*YOUR TASK*.
Reproduce all of the material word for word.

========================================

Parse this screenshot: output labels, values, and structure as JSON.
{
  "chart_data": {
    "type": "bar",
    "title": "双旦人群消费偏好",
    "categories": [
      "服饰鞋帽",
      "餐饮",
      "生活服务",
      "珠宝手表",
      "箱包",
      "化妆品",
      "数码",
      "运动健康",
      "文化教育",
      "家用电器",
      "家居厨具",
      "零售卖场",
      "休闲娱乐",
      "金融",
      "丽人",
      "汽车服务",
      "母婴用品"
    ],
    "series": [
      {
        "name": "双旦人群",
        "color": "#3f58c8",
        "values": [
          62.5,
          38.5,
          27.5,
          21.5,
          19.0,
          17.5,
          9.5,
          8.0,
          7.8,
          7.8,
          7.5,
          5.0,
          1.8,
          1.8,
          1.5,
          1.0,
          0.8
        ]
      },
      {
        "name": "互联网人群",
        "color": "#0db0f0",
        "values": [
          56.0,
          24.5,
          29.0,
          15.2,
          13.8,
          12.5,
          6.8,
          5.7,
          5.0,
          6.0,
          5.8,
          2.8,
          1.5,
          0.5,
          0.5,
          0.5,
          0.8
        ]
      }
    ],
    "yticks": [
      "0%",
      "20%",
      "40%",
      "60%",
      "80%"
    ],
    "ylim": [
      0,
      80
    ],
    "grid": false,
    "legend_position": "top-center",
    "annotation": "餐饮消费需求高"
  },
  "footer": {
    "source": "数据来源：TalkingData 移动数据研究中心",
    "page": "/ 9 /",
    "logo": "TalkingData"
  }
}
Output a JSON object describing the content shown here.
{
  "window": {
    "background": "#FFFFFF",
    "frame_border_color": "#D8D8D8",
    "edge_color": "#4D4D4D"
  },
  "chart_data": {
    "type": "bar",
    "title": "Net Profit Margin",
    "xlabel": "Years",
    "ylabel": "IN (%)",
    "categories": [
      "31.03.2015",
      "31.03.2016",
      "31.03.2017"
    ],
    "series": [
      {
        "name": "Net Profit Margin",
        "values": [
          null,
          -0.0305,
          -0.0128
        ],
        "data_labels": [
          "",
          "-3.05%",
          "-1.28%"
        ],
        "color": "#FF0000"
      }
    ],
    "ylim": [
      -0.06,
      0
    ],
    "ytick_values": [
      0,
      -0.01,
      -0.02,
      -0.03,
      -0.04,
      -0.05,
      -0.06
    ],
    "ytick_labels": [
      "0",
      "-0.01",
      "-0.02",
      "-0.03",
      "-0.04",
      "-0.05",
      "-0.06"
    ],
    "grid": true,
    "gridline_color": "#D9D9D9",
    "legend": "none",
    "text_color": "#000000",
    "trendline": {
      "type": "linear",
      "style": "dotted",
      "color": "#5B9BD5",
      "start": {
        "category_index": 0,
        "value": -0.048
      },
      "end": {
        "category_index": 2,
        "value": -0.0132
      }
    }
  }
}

========================================

*RESULT*.
Parse this screenshot: output labels, values, and structure as JSON.
{
  "chart_data": {
    "type": "bar",
    "title": "双旦人群消费偏好",
    "categories": [
      "服饰鞋帽",
      "餐饮",
      "生活服务",
      "珠宝手表",
      "箱包",
      "化妆品",
      "数码",
      "运动健康",
      "文化教育",
      "家用电器",
      "家居厨具",
      "零售卖场",
      "休闲娱乐",
      "金融",
      "丽人",
      "汽车服务",
      "母婴用品"
    ],
    "series": [
      {
        "name": "双旦人群",
        "color": "#3f58c8",
        "values": [
          62.5,
          38.5,
          27.5,
          21.5,
          19.0,
          17.5,
          9.5,
          8.0,
          7.8,
          7.8,
          7.5,
          5.0,
          1.8,
          1.8,
          1.5,
          1.0,
          0.8
        ]
      },
      {
        "name": "互联网人群",
        "color": "#0db0f0",
        "values": [
          56.0,
          24.5,
          29.0,
          15.2,
          13.8,
          12.5,
          6.8,
          5.7,
          5.0,
          6.0,
          5.8,
          2.8,
          1.5,
          0.5,
          0.5,
          0.5,
          0.8
        ]
      }
    ],
    "yticks": [
      "0%",
      "20%",
      "40%",
      "60%",
      "80%"
    ],
    "ylim": [
      0,
      80
    ],
    "grid": false,
    "legend_position": "top-center",
    "annotation": "餐饮消费需求高"
  },
  "footer": {
    "source": "数据来源：TalkingData 移动数据研究中心",
    "page": "/ 9 /",
    "logo": "TalkingData"
  }
}
Output a JSON object describing the content shown here.
{
  "window": {
    "background": "#FFFFFF",
    "frame_border_color": "#D8D8D8",
    "edge_color": "#4D4D4D"
  },
  "chart_data": {
    "type": "bar",
    "title": "Net Profit Margin",
    "xlabel": "Years",
    "ylabel": "IN (%)",
    "categories": [
      "31.03.2015",
      "31.03.2016",
      "31.03.2017"
    ],
    "series": [
      {
        "name": "Net Profit Margin",
        "values": [
          null,
          -0.0305,
          -0.0128
        ],
        "data_labels": [
          "",
          "-3.05%",
          "-1.28%"
        ],
        "color": "#FF0000"
      }
    ],
    "ylim": [
      -0.06,
      0
    ],
    "ytick_values": [
      0,
      -0.01,
      -0.02,
      -0.03,
      -0.04,
      -0.05,
      -0.06
    ],
    "ytick_labels": [
      "0",
      "-0.01",
      "-0.02",
      "-0.03",
      "-0.04",
      "-0.05",
      "-0.06"
    ],
    "grid": true,
    "gridline_color": "#D9D9D9",
    "legend": "none",
    "text_color": "#000000",
    "trendline": {
      "type": "linear",
      "style": "dotted",
      "color": "#5B9BD5",
      "start": {
        "category_index": 0,
        "value": -0.048
      },
      "end": {
        "category_index": 2,
        "value": -0.0132
      }
    }
  }
}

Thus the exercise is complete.